= Task requirements =
In the material below, find every line with "kinetic" and pull it out.

(Stored items)
______

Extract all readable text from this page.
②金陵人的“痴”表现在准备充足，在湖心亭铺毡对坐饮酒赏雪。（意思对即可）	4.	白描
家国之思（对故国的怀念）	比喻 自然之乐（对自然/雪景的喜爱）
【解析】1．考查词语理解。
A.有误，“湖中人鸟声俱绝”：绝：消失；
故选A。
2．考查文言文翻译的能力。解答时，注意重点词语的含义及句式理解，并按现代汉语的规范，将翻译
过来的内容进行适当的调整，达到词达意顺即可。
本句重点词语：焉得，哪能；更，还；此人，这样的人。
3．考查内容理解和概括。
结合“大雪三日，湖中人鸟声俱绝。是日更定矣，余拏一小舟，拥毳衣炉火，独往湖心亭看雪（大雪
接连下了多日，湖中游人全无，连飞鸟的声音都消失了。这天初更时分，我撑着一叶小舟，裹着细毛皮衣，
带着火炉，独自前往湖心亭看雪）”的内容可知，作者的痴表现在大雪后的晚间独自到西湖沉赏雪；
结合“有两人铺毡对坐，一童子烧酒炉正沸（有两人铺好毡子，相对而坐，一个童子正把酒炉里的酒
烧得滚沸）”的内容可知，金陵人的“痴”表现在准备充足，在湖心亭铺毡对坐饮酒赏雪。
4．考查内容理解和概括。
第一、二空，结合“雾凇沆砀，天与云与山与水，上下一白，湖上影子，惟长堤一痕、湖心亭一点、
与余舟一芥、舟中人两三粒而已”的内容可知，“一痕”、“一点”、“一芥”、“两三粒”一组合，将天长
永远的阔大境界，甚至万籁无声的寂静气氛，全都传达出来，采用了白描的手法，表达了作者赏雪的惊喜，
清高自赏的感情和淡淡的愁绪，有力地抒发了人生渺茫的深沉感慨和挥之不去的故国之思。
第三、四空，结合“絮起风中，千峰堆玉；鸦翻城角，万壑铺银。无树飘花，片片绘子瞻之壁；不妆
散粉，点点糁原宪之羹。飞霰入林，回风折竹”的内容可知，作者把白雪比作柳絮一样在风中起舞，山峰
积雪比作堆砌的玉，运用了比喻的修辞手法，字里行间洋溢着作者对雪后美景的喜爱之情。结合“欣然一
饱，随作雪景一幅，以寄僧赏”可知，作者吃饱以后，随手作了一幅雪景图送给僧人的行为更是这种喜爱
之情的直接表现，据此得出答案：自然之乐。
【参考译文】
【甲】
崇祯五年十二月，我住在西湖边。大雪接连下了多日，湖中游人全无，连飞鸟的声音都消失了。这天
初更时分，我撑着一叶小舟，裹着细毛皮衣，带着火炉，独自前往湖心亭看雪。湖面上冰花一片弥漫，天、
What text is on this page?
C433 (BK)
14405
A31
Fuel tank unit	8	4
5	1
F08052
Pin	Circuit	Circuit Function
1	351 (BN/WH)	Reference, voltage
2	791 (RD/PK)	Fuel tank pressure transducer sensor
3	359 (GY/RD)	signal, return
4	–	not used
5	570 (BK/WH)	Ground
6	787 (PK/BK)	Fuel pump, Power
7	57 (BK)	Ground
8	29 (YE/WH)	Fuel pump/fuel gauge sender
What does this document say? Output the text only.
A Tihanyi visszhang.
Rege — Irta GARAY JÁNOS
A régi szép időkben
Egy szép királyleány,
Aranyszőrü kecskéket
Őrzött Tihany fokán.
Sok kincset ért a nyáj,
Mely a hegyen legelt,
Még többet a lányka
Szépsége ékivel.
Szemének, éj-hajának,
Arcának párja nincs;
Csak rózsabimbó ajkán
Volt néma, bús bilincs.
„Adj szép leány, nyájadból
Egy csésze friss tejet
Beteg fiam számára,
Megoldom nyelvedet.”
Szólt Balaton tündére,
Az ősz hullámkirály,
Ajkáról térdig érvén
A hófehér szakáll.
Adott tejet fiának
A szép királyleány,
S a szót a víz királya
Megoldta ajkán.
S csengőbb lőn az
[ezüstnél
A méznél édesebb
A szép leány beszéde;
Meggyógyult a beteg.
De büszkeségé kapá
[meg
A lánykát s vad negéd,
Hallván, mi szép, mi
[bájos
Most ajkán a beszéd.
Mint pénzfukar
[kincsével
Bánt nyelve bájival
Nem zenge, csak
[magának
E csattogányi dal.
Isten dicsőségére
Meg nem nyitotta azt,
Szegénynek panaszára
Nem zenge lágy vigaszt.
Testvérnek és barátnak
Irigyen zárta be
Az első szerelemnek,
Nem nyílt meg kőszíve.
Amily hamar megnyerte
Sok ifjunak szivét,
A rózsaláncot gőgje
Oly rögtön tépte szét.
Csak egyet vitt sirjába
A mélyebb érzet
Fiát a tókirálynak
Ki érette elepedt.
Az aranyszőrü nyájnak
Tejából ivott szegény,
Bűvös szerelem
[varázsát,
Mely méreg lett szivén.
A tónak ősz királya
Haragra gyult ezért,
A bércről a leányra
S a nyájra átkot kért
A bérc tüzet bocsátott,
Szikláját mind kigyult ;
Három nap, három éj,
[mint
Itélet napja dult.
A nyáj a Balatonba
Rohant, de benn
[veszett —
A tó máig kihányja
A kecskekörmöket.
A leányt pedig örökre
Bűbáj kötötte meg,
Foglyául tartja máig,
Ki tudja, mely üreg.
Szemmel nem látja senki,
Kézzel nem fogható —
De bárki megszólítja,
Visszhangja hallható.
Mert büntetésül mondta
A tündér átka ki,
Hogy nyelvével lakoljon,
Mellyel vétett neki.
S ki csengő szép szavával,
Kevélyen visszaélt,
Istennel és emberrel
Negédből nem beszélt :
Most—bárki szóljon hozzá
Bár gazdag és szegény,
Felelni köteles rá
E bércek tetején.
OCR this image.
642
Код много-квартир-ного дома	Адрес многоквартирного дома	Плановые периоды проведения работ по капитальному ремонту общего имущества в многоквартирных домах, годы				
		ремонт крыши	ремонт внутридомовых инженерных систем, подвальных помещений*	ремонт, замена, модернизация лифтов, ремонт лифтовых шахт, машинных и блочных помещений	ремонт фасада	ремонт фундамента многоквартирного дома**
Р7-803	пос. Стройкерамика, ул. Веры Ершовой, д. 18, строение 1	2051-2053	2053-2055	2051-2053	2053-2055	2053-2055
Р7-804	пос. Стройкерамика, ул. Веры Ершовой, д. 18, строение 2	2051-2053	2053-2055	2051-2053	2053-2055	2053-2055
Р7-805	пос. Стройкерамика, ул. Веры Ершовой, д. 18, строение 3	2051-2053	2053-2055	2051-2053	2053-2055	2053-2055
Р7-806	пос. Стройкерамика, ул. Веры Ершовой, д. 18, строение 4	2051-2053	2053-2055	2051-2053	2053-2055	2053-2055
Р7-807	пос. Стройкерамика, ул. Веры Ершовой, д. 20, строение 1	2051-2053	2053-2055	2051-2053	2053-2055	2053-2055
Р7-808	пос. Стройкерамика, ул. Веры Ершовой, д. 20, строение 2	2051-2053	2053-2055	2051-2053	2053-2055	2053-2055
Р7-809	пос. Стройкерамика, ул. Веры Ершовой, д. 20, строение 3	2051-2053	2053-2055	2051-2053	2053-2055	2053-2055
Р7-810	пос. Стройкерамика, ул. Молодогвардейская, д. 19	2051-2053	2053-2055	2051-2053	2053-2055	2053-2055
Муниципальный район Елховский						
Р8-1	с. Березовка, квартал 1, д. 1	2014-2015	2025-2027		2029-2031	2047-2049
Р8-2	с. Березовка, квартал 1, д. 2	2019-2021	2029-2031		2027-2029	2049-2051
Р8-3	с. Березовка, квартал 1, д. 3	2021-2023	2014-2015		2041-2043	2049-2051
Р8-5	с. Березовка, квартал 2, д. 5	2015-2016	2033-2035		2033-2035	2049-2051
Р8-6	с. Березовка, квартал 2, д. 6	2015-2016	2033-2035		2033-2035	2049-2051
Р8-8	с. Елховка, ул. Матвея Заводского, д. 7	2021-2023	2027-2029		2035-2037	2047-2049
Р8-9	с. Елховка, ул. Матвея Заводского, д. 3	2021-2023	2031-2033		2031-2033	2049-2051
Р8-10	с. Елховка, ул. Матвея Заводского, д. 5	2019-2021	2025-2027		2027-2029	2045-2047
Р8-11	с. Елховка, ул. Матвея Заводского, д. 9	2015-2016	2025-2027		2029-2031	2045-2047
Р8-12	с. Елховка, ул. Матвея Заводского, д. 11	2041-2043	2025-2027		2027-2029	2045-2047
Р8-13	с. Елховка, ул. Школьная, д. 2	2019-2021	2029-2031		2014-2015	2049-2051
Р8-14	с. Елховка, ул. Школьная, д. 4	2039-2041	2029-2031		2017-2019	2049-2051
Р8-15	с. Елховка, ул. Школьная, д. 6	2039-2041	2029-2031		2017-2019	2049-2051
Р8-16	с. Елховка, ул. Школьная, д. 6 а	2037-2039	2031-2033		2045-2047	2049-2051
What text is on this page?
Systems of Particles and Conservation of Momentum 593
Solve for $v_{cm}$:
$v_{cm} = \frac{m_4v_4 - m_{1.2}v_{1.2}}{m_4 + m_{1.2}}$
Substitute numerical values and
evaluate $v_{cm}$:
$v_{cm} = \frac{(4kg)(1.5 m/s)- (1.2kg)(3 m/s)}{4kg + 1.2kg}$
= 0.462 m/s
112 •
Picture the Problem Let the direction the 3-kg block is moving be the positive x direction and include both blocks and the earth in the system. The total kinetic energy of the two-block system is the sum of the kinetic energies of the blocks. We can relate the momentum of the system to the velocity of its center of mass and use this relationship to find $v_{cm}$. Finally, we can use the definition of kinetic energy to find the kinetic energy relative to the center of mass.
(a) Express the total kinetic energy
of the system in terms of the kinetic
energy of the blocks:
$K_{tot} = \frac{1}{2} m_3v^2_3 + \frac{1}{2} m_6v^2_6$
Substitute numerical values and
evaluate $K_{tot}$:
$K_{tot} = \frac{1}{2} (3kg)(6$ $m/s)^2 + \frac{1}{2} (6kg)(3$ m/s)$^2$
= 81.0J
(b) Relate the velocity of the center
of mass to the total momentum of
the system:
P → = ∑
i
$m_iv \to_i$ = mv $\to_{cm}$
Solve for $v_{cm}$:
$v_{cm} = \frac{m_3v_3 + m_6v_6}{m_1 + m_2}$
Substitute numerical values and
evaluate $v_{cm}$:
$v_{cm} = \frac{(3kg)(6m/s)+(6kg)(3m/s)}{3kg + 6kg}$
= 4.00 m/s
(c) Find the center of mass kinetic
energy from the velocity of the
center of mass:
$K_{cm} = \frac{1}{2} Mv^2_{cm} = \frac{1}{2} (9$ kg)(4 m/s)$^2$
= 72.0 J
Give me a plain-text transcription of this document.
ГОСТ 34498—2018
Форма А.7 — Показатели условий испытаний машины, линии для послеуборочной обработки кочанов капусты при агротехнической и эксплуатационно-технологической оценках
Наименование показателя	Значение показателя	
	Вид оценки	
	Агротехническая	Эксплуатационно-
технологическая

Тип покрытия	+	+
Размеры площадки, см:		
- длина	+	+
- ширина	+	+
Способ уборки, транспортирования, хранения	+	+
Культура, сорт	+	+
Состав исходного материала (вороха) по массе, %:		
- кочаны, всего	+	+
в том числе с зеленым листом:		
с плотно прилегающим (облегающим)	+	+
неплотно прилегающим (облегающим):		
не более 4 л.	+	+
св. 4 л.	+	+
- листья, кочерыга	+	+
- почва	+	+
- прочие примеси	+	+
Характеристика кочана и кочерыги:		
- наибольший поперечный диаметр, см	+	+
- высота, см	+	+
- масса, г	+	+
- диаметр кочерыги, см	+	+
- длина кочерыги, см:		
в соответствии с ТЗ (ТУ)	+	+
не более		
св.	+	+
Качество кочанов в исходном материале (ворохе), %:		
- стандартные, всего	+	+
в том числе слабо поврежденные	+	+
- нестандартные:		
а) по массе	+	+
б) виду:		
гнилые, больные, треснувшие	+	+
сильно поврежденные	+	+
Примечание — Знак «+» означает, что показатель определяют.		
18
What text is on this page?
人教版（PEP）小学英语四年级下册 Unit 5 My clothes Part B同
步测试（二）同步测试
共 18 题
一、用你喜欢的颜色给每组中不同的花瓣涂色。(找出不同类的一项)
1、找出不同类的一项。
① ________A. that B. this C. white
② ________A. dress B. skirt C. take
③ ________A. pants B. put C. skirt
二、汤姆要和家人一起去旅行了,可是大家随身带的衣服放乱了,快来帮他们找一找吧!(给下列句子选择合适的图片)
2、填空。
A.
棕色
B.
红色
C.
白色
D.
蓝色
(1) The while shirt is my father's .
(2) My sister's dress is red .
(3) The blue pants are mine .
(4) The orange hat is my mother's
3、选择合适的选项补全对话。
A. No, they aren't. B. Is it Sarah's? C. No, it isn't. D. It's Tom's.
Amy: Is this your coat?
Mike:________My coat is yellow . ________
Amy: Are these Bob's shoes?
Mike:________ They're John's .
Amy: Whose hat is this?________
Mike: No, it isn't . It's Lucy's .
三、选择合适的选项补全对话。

______

= Solution =
Picture the Problem Let the direction the 3-kg block is moving be the positive x direction and include both blocks and the earth in the system. The total kinetic energy of the two-block system is the sum of the kinetic energies of the blocks. We can relate the momentum of the system to the velocity of its center of mass and use this relationship to find $v_{cm}$. Finally, we can use the definition of kinetic energy to find the kinetic energy relative to the center of mass.
(a) Express the total kinetic energy
of the system in terms of the kinetic
(c) Find the center of mass kinetic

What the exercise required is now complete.